--- Work to do ---
Print the complete set of entries exactly.

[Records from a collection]
>> start

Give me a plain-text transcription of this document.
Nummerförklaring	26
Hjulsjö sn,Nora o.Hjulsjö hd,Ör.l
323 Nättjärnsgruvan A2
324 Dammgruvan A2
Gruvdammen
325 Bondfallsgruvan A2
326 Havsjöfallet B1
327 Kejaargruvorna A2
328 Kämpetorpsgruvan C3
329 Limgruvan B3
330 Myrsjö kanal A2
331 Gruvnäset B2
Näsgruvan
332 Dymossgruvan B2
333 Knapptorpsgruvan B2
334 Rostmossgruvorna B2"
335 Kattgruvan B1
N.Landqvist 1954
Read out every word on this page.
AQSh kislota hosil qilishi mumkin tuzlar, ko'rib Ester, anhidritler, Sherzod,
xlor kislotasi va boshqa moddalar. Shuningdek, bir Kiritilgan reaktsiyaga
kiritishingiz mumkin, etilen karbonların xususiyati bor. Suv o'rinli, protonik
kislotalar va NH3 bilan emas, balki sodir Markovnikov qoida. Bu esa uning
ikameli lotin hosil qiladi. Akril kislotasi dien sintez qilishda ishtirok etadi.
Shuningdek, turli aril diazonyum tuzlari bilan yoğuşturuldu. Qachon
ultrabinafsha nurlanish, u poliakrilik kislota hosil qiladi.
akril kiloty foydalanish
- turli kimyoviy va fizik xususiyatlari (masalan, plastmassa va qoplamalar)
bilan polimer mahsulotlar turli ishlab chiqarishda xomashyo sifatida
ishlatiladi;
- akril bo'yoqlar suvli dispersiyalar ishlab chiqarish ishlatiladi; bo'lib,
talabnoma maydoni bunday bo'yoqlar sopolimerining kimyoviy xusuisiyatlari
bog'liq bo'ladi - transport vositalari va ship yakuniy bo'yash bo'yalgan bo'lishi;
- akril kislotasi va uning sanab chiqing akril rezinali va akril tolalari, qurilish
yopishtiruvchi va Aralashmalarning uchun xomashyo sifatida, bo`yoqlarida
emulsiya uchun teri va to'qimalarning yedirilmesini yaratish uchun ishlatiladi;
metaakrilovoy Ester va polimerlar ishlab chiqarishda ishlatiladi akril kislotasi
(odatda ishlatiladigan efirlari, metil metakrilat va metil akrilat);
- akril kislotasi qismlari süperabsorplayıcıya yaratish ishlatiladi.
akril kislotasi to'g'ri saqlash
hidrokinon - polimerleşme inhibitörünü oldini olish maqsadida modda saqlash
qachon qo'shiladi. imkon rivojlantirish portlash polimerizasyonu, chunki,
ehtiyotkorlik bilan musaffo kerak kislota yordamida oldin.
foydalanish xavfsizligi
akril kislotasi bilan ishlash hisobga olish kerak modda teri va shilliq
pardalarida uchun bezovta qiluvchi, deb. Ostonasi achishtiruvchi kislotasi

>> end

--- Written reply ---
Give me a plain-text transcription of this document.
Nummerförklaring	26
Hjulsjö sn,Nora o.Hjulsjö hd,Ör.l
323 Nättjärnsgruvan A2
324 Dammgruvan A2
Gruvdammen
325 Bondfallsgruvan A2
326 Havsjöfallet B1
327 Kejaargruvorna A2
328 Kämpetorpsgruvan C3
329 Limgruvan B3
330 Myrsjö kanal A2
331 Gruvnäset B2
Näsgruvan
332 Dymossgruvan B2
333 Knapptorpsgruvan B2
334 Rostmossgruvorna B2"
335 Kattgruvan B1
N.Landqvist 1954
Read out every word on this page.
AQSh kislota hosil qilishi mumkin tuzlar, ko'rib Ester, anhidritler, Sherzod,
xlor kislotasi va boshqa moddalar. Shuningdek, bir Kiritilgan reaktsiyaga
kiritishingiz mumkin, etilen karbonların xususiyati bor. Suv o'rinli, protonik
kislotalar va NH3 bilan emas, balki sodir Markovnikov qoida. Bu esa uning
ikameli lotin hosil qiladi. Akril kislotasi dien sintez qilishda ishtirok etadi.
Shuningdek, turli aril diazonyum tuzlari bilan yoğuşturuldu. Qachon
ultrabinafsha nurlanish, u poliakrilik kislota hosil qiladi.
akril kiloty foydalanish
- turli kimyoviy va fizik xususiyatlari (masalan, plastmassa va qoplamalar)
bilan polimer mahsulotlar turli ishlab chiqarishda xomashyo sifatida
ishlatiladi;
- akril bo'yoqlar suvli dispersiyalar ishlab chiqarish ishlatiladi; bo'lib,
talabnoma maydoni bunday bo'yoqlar sopolimerining kimyoviy xusuisiyatlari
bog'liq bo'ladi - transport vositalari va ship yakuniy bo'yash bo'yalgan bo'lishi;
- akril kislotasi va uning sanab chiqing akril rezinali va akril tolalari, qurilish
yopishtiruvchi va Aralashmalarning uchun xomashyo sifatida, bo`yoqlarida
emulsiya uchun teri va to'qimalarning yedirilmesini yaratish uchun ishlatiladi;
metaakrilovoy Ester va polimerlar ishlab chiqarishda ishlatiladi akril kislotasi
(odatda ishlatiladigan efirlari, metil metakrilat va metil akrilat);
- akril kislotasi qismlari süperabsorplayıcıya yaratish ishlatiladi.
akril kislotasi to'g'ri saqlash
hidrokinon - polimerleşme inhibitörünü oldini olish maqsadida modda saqlash
qachon qo'shiladi. imkon rivojlantirish portlash polimerizasyonu, chunki,
ehtiyotkorlik bilan musaffo kerak kislota yordamida oldin.
foydalanish xavfsizligi
akril kislotasi bilan ishlash hisobga olish kerak modda teri va shilliq
pardalarida uchun bezovta qiluvchi, deb. Ostonasi achishtiruvchi kislotasi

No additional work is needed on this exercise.